**What is expected:**
From the material below, list every line containing "these".

**Listing:**

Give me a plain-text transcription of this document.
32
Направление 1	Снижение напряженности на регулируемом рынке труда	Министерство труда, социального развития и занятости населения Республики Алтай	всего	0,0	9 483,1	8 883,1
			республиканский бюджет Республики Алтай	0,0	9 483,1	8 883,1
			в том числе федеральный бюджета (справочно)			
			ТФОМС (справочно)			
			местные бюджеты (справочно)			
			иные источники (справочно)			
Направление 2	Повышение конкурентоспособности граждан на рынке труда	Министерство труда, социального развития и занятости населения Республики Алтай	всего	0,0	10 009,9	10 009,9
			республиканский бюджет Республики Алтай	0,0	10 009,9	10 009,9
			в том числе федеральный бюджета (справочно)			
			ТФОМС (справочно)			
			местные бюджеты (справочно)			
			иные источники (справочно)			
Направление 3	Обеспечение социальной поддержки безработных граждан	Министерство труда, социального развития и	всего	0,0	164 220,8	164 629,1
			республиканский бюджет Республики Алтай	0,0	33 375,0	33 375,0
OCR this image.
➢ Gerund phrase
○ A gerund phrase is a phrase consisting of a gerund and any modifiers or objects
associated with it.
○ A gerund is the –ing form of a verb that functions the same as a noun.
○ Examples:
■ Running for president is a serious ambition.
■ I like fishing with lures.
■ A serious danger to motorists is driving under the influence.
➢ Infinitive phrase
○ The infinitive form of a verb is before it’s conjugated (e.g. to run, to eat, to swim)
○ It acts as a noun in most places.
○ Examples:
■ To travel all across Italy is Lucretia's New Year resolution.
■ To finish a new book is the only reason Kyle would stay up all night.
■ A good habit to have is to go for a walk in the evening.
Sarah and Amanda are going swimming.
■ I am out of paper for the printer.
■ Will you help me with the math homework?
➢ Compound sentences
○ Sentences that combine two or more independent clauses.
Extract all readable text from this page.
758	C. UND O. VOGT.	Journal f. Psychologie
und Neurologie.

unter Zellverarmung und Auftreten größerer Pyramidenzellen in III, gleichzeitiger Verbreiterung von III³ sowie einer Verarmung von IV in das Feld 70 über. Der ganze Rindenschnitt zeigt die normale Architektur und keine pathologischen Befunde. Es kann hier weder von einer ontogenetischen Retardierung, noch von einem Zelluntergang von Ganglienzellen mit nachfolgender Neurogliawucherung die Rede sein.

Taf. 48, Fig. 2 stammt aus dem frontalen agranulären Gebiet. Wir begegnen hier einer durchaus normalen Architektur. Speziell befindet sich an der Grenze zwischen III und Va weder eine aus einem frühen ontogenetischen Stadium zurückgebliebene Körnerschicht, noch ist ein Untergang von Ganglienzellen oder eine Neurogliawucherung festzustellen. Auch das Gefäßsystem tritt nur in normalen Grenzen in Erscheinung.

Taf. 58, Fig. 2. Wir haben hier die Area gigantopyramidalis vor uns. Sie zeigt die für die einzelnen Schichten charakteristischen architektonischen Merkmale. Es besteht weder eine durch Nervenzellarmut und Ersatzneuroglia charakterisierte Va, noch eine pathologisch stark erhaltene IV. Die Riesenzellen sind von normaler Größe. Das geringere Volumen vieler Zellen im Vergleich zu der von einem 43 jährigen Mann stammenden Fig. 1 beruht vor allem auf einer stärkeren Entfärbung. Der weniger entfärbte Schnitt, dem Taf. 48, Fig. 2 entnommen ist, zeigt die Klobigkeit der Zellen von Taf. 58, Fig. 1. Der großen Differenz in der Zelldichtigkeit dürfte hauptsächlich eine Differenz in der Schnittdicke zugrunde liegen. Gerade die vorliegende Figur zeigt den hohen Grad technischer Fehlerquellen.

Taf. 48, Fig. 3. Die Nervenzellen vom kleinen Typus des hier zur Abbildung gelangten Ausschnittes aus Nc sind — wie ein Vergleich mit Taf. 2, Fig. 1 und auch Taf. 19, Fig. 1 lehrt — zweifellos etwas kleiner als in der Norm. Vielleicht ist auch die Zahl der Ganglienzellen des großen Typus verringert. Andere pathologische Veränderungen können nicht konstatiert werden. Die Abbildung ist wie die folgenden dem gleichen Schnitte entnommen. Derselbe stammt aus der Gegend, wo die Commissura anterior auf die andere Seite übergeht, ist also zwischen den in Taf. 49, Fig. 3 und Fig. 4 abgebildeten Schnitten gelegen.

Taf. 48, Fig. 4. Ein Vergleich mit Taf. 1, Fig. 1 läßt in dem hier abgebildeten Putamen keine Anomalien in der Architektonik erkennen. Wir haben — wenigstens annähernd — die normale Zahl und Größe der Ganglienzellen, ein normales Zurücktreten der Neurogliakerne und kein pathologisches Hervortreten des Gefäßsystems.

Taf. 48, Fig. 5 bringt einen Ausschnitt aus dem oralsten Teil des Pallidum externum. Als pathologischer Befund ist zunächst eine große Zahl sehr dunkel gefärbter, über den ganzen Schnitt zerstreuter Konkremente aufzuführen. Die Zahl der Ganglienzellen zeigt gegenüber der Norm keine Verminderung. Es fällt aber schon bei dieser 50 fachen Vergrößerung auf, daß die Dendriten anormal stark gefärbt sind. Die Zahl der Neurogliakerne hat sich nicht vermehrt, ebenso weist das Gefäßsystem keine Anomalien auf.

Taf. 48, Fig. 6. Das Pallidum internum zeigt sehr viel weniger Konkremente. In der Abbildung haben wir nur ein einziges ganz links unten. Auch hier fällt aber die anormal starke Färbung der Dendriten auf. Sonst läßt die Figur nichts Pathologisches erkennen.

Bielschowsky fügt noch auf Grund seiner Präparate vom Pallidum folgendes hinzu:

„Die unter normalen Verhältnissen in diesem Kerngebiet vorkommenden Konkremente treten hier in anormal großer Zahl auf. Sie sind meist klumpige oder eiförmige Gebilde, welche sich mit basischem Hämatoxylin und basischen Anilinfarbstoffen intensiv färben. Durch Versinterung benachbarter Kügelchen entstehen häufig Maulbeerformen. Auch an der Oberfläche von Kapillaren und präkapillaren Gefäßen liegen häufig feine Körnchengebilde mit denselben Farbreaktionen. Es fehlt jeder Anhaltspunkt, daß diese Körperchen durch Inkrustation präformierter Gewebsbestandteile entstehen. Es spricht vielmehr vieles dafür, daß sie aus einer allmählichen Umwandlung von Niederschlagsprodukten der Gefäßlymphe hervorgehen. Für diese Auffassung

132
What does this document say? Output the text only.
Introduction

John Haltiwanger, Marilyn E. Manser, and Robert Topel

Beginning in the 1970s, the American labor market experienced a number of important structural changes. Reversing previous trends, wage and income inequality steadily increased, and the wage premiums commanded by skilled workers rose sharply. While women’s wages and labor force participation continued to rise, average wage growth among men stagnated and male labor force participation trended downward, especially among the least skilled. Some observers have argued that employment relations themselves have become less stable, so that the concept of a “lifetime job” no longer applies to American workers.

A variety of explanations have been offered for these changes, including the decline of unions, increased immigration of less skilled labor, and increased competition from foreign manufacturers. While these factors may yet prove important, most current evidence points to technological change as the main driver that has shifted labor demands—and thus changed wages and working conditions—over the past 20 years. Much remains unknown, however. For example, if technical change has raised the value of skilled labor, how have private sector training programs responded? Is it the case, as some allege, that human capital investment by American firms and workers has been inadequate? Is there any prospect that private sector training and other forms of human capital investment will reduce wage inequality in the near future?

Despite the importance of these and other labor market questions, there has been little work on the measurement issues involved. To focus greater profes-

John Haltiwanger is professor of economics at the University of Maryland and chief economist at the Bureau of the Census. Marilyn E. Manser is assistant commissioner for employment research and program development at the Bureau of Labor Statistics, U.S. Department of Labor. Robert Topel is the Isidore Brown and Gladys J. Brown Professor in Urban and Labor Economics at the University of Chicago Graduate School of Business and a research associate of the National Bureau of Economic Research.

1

**Task result:**
A variety of explanations have been offered for these changes, including the decline of unions, increased immigration of less skilled labor, and increased competition from foreign manufacturers. While these factors may yet prove important, most current evidence points to technological change as the main driver that has shifted labor demands—and thus changed wages and working conditions—over the past 20 years. Much remains unknown, however. For example, if technical change has raised the value of skilled labor, how have private sector training programs responded? Is it the case, as some allege, that human capital investment by American firms and workers has been inadequate? Is there any prospect that private sector training and other forms of human capital investment will reduce wage inequality in the near future?
Despite the importance of these and other labor market questions, there has been little work on the measurement issues involved. To focus greater profes-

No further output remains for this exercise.